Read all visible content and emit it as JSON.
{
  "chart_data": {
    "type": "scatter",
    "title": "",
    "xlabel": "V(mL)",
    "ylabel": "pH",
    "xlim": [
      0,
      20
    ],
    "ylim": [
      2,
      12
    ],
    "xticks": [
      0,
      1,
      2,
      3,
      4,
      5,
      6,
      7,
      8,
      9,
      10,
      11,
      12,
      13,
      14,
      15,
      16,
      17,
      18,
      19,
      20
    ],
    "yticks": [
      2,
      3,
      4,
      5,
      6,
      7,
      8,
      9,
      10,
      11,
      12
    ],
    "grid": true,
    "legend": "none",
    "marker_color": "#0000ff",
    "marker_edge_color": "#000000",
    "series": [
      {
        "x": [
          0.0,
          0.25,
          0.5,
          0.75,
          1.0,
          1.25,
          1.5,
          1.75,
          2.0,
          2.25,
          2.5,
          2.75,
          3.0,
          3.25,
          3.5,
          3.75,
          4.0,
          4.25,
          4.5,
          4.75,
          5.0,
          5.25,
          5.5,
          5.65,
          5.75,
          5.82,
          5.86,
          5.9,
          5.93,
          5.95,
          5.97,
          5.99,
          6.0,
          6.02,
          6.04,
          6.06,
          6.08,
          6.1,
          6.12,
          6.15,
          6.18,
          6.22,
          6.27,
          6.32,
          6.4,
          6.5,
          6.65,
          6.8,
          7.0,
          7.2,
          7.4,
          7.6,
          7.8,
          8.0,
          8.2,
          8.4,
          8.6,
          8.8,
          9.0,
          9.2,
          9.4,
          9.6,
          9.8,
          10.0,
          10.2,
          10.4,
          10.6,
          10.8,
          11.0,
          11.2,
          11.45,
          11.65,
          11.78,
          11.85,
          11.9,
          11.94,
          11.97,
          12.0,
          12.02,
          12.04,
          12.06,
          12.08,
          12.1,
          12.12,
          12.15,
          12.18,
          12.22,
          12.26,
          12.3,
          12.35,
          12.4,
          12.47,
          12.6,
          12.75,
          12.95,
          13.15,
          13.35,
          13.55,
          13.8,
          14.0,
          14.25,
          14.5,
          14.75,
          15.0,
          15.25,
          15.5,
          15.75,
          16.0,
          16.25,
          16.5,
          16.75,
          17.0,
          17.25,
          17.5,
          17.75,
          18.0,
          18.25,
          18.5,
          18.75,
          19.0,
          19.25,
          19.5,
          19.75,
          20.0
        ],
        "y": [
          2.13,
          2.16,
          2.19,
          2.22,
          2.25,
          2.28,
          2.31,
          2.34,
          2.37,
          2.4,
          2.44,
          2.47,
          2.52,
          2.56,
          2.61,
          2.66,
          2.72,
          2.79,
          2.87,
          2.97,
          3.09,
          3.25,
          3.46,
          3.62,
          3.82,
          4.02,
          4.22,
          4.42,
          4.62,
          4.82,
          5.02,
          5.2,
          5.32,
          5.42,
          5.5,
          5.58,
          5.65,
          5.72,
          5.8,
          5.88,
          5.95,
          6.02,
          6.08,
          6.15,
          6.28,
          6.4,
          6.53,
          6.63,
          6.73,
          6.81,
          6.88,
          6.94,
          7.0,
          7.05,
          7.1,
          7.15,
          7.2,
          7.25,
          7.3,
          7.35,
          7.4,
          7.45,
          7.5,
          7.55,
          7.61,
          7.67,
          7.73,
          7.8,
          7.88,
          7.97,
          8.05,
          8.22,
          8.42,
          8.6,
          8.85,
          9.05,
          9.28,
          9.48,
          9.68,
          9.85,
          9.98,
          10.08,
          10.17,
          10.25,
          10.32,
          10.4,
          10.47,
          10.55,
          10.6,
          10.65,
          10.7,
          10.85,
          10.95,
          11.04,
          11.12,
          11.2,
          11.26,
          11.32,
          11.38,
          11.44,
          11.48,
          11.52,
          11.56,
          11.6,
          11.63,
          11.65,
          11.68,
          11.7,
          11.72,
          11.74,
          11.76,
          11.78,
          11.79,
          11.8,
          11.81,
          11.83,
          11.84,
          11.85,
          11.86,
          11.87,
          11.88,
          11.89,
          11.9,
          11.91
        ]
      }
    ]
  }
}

▸ **PROBLEM STATEMENT**:
Please repeat the material above, word for word and in full.

▸ **THE RESPONSE**:
Read all visible content and emit it as JSON.
{
  "chart_data": {
    "type": "scatter",
    "title": "",
    "xlabel": "V(mL)",
    "ylabel": "pH",
    "xlim": [
      0,
      20
    ],
    "ylim": [
      2,
      12
    ],
    "xticks": [
      0,
      1,
      2,
      3,
      4,
      5,
      6,
      7,
      8,
      9,
      10,
      11,
      12,
      13,
      14,
      15,
      16,
      17,
      18,
      19,
      20
    ],
    "yticks": [
      2,
      3,
      4,
      5,
      6,
      7,
      8,
      9,
      10,
      11,
      12
    ],
    "grid": true,
    "legend": "none",
    "marker_color": "#0000ff",
    "marker_edge_color": "#000000",
    "series": [
      {
        "x": [
          0.0,
          0.25,
          0.5,
          0.75,
          1.0,
          1.25,
          1.5,
          1.75,
          2.0,
          2.25,
          2.5,
          2.75,
          3.0,
          3.25,
          3.5,
          3.75,
          4.0,
          4.25,
          4.5,
          4.75,
          5.0,
          5.25,
          5.5,
          5.65,
          5.75,
          5.82,
          5.86,
          5.9,
          5.93,
          5.95,
          5.97,
          5.99,
          6.0,
          6.02,
          6.04,
          6.06,
          6.08,
          6.1,
          6.12,
          6.15,
          6.18,
          6.22,
          6.27,
          6.32,
          6.4,
          6.5,
          6.65,
          6.8,
          7.0,
          7.2,
          7.4,
          7.6,
          7.8,
          8.0,
          8.2,
          8.4,
          8.6,
          8.8,
          9.0,
          9.2,
          9.4,
          9.6,
          9.8,
          10.0,
          10.2,
          10.4,
          10.6,
          10.8,
          11.0,
          11.2,
          11.45,
          11.65,
          11.78,
          11.85,
          11.9,
          11.94,
          11.97,
          12.0,
          12.02,
          12.04,
          12.06,
          12.08,
          12.1,
          12.12,
          12.15,
          12.18,
          12.22,
          12.26,
          12.3,
          12.35,
          12.4,
          12.47,
          12.6,
          12.75,
          12.95,
          13.15,
          13.35,
          13.55,
          13.8,
          14.0,
          14.25,
          14.5,
          14.75,
          15.0,
          15.25,
          15.5,
          15.75,
          16.0,
          16.25,
          16.5,
          16.75,
          17.0,
          17.25,
          17.5,
          17.75,
          18.0,
          18.25,
          18.5,
          18.75,
          19.0,
          19.25,
          19.5,
          19.75,
          20.0
        ],
        "y": [
          2.13,
          2.16,
          2.19,
          2.22,
          2.25,
          2.28,
          2.31,
          2.34,
          2.37,
          2.4,
          2.44,
          2.47,
          2.52,
          2.56,
          2.61,
          2.66,
          2.72,
          2.79,
          2.87,
          2.97,
          3.09,
          3.25,
          3.46,
          3.62,
          3.82,
          4.02,
          4.22,
          4.42,
          4.62,
          4.82,
          5.02,
          5.2,
          5.32,
          5.42,
          5.5,
          5.58,
          5.65,
          5.72,
          5.8,
          5.88,
          5.95,
          6.02,
          6.08,
          6.15,
          6.28,
          6.4,
          6.53,
          6.63,
          6.73,
          6.81,
          6.88,
          6.94,
          7.0,
          7.05,
          7.1,
          7.15,
          7.2,
          7.25,
          7.3,
          7.35,
          7.4,
          7.45,
          7.5,
          7.55,
          7.61,
          7.67,
          7.73,
          7.8,
          7.88,
          7.97,
          8.05,
          8.22,
          8.42,
          8.6,
          8.85,
          9.05,
          9.28,
          9.48,
          9.68,
          9.85,
          9.98,
          10.08,
          10.17,
          10.25,
          10.32,
          10.4,
          10.47,
          10.55,
          10.6,
          10.65,
          10.7,
          10.85,
          10.95,
          11.04,
          11.12,
          11.2,
          11.26,
          11.32,
          11.38,
          11.44,
          11.48,
          11.52,
          11.56,
          11.6,
          11.63,
          11.65,
          11.68,
          11.7,
          11.72,
          11.74,
          11.76,
          11.78,
          11.79,
          11.8,
          11.81,
          11.83,
          11.84,
          11.85,
          11.86,
          11.87,
          11.88,
          11.89,
          11.9,
          11.91
        ]
      }
    ]
  }
}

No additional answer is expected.